Start of Study material

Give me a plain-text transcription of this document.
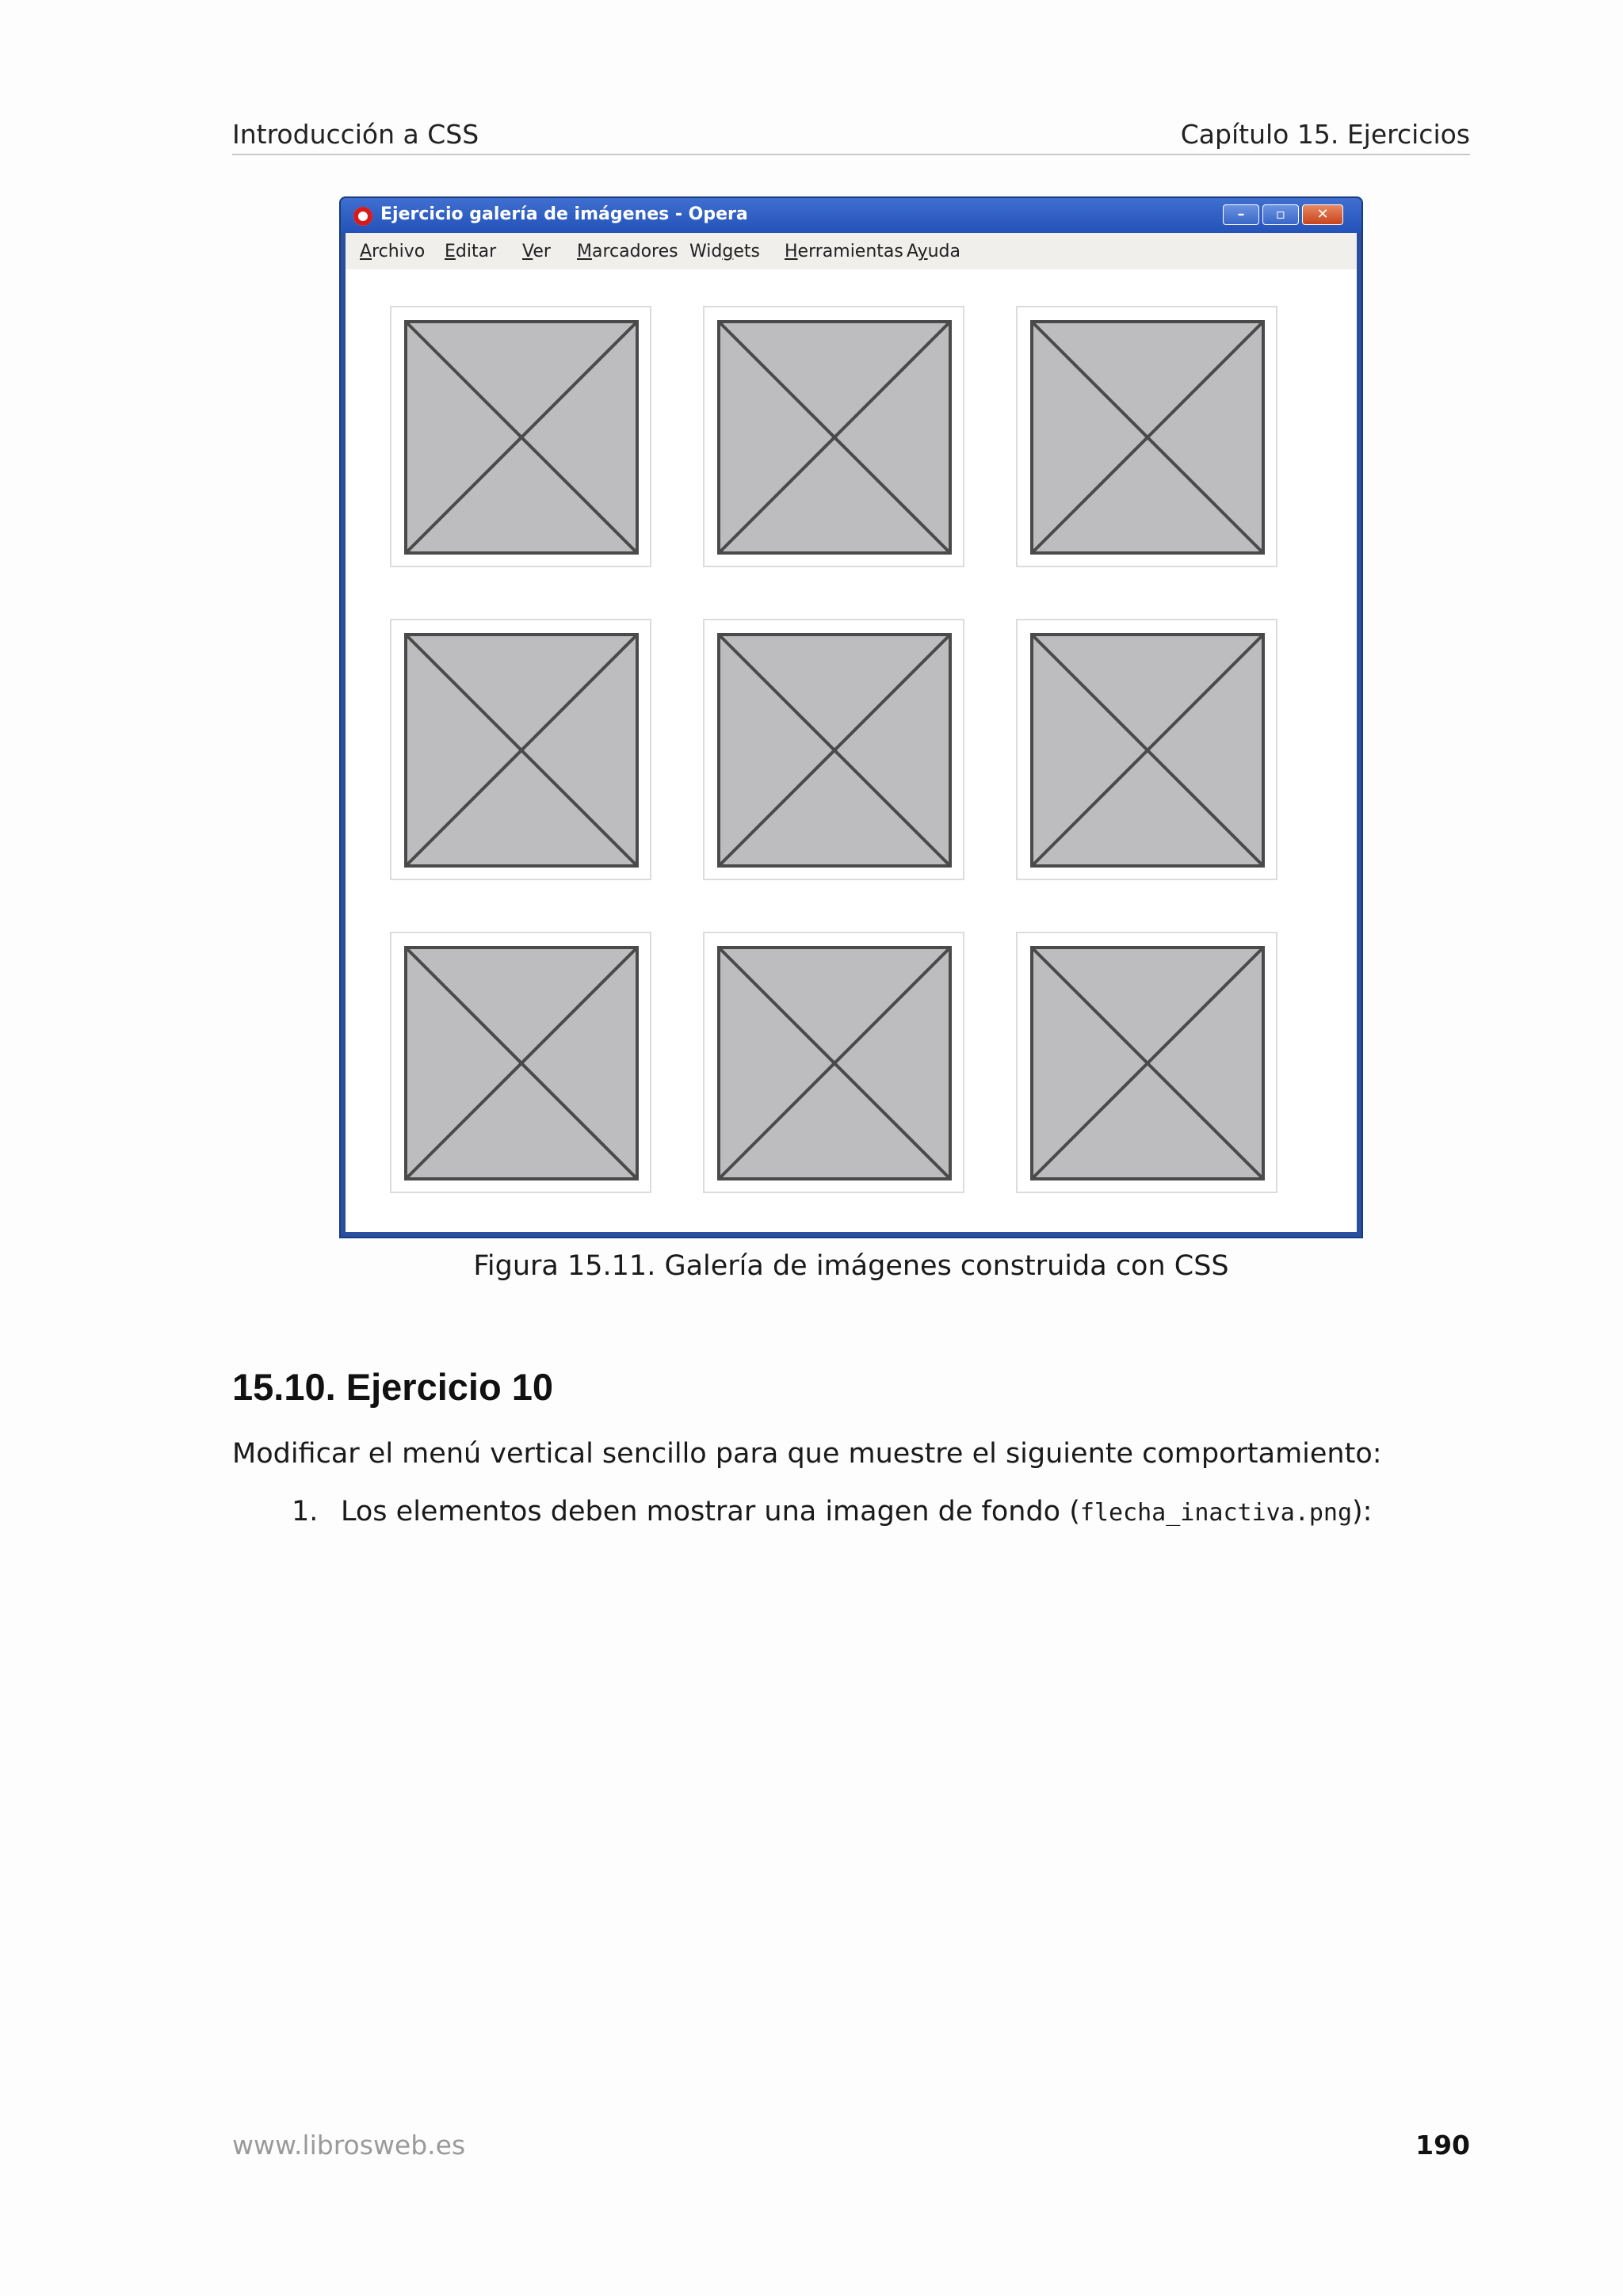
Introducción a CSS	Capítulo 15. Ejercicios
Ejercicio galería de imágenes - Opera	–	▫	✕
Archivo Editar Ver Marcadores Widgets Herramientas Ayuda
Figura 15.11. Galería de imágenes construida con CSS
15.10. Ejercicio 10
Modificar el menú vertical sencillo para que muestre el siguiente comportamiento:
1. Los elementos deben mostrar una imagen de fondo (flecha_inactiva.png):
www.librosweb.es	190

End of Study material

The data above, line by line: transcribe it exactly and drop the pictures.

Output -
Give me a plain-text transcription of this document.
Introducción a CSS	Capítulo 15. Ejercicios
Ejercicio galería de imágenes - Opera	–	▫	✕
Archivo Editar Ver Marcadores Widgets Herramientas Ayuda
Figura 15.11. Galería de imágenes construida con CSS
15.10. Ejercicio 10
Modificar el menú vertical sencillo para que muestre el siguiente comportamiento:
1. Los elementos deben mostrar una imagen de fondo (flecha_inactiva.png):
www.librosweb.es	190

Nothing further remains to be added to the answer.